Requirements: Could you extract every entry below and reproduce it exactly?

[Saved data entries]
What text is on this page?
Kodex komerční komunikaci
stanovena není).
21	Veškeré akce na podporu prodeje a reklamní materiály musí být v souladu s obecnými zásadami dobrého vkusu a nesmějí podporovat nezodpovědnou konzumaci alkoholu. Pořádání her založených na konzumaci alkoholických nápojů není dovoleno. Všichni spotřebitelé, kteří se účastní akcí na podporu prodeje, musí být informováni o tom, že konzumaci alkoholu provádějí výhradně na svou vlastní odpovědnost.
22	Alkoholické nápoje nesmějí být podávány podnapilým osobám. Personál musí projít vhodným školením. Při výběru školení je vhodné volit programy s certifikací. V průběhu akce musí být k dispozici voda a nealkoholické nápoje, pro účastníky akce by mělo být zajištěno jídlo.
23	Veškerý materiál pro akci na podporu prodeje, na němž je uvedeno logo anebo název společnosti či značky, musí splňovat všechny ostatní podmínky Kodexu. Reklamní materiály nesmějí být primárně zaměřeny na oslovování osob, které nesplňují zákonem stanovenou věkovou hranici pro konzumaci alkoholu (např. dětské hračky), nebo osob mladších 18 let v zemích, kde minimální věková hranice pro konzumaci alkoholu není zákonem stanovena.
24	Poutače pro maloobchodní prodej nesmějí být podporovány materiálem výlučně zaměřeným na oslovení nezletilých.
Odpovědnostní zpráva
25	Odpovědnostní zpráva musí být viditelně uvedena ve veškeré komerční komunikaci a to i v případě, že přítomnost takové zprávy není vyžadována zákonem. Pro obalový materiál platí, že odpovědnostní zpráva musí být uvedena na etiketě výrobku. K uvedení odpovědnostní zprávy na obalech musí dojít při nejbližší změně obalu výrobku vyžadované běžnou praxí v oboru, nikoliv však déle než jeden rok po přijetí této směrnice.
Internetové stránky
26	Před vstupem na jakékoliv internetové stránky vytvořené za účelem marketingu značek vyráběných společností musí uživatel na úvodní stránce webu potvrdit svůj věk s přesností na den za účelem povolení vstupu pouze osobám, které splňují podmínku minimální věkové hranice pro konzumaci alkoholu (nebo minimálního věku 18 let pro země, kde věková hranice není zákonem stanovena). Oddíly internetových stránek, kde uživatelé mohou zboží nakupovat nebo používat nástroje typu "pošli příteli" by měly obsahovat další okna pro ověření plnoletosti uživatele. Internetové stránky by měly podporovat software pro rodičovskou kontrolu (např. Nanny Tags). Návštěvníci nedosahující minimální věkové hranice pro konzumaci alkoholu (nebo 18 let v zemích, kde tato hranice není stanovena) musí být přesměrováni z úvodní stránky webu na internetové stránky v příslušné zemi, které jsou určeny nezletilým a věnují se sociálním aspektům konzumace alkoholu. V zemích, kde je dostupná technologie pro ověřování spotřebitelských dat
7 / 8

Reply:
What text is on this page?
Kodex komerční komunikaci
stanovena není).
21	Veškeré akce na podporu prodeje a reklamní materiály musí být v souladu s obecnými zásadami dobrého vkusu a nesmějí podporovat nezodpovědnou konzumaci alkoholu. Pořádání her založených na konzumaci alkoholických nápojů není dovoleno. Všichni spotřebitelé, kteří se účastní akcí na podporu prodeje, musí být informováni o tom, že konzumaci alkoholu provádějí výhradně na svou vlastní odpovědnost.
22	Alkoholické nápoje nesmějí být podávány podnapilým osobám. Personál musí projít vhodným školením. Při výběru školení je vhodné volit programy s certifikací. V průběhu akce musí být k dispozici voda a nealkoholické nápoje, pro účastníky akce by mělo být zajištěno jídlo.
23	Veškerý materiál pro akci na podporu prodeje, na němž je uvedeno logo anebo název společnosti či značky, musí splňovat všechny ostatní podmínky Kodexu. Reklamní materiály nesmějí být primárně zaměřeny na oslovování osob, které nesplňují zákonem stanovenou věkovou hranici pro konzumaci alkoholu (např. dětské hračky), nebo osob mladších 18 let v zemích, kde minimální věková hranice pro konzumaci alkoholu není zákonem stanovena.
24	Poutače pro maloobchodní prodej nesmějí být podporovány materiálem výlučně zaměřeným na oslovení nezletilých.
Odpovědnostní zpráva
25	Odpovědnostní zpráva musí být viditelně uvedena ve veškeré komerční komunikaci a to i v případě, že přítomnost takové zprávy není vyžadována zákonem. Pro obalový materiál platí, že odpovědnostní zpráva musí být uvedena na etiketě výrobku. K uvedení odpovědnostní zprávy na obalech musí dojít při nejbližší změně obalu výrobku vyžadované běžnou praxí v oboru, nikoliv však déle než jeden rok po přijetí této směrnice.
Internetové stránky
26	Před vstupem na jakékoliv internetové stránky vytvořené za účelem marketingu značek vyráběných společností musí uživatel na úvodní stránce webu potvrdit svůj věk s přesností na den za účelem povolení vstupu pouze osobám, které splňují podmínku minimální věkové hranice pro konzumaci alkoholu (nebo minimálního věku 18 let pro země, kde věková hranice není zákonem stanovena). Oddíly internetových stránek, kde uživatelé mohou zboží nakupovat nebo používat nástroje typu "pošli příteli" by měly obsahovat další okna pro ověření plnoletosti uživatele. Internetové stránky by měly podporovat software pro rodičovskou kontrolu (např. Nanny Tags). Návštěvníci nedosahující minimální věkové hranice pro konzumaci alkoholu (nebo 18 let v zemích, kde tato hranice není stanovena) musí být přesměrováni z úvodní stránky webu na internetové stránky v příslušné zemi, které jsou určeny nezletilým a věnují se sociálním aspektům konzumace alkoholu. V zemích, kde je dostupná technologie pro ověřování spotřebitelských dat
7 / 8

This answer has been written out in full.